__Stated problem__:
In the following material, identify every line holding the string "icon" and return it.

++++ Records provided

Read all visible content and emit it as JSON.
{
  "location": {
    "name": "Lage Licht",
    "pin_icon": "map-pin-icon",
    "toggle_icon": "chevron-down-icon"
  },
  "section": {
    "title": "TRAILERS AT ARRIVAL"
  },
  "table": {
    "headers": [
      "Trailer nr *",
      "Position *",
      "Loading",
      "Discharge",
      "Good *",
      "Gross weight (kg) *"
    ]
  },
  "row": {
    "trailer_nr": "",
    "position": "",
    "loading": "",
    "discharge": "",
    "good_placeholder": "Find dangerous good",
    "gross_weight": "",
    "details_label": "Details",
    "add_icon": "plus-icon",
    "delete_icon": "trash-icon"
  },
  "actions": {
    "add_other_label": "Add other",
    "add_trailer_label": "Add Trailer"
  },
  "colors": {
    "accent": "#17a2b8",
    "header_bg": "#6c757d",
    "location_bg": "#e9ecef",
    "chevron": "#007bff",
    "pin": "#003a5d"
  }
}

++++++++

__Reply__:
    "pin_icon": "map-pin-icon",
    "toggle_icon": "chevron-down-icon"
    "add_icon": "plus-icon",
    "delete_icon": "trash-icon"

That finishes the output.